AIM OF THE TASK
Repeat the material below exactly, line for line.

ENTRIES SUPPLIED
= = = =
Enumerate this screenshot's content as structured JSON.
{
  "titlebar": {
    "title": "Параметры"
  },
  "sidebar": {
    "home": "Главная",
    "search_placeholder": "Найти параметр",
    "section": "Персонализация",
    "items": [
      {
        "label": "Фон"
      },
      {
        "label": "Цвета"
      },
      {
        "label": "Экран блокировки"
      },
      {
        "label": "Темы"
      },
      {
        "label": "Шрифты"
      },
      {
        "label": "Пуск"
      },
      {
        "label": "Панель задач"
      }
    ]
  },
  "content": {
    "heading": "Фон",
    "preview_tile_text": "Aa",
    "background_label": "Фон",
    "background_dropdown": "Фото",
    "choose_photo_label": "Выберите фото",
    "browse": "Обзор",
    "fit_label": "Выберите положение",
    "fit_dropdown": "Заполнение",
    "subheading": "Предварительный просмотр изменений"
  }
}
= = = =
SOLUTION BELOW
Enumerate this screenshot's content as structured JSON.
{
  "titlebar": {
    "title": "Параметры"
  },
  "sidebar": {
    "home": "Главная",
    "search_placeholder": "Найти параметр",
    "section": "Персонализация",
    "items": [
      {
        "label": "Фон"
      },
      {
        "label": "Цвета"
      },
      {
        "label": "Экран блокировки"
      },
      {
        "label": "Темы"
      },
      {
        "label": "Шрифты"
      },
      {
        "label": "Пуск"
      },
      {
        "label": "Панель задач"
      }
    ]
  },
  "content": {
    "heading": "Фон",
    "preview_tile_text": "Aa",
    "background_label": "Фон",
    "background_dropdown": "Фото",
    "choose_photo_label": "Выберите фото",
    "browse": "Обзор",
    "fit_label": "Выберите положение",
    "fit_dropdown": "Заполнение",
    "subheading": "Предварительный просмотр изменений"
  }
}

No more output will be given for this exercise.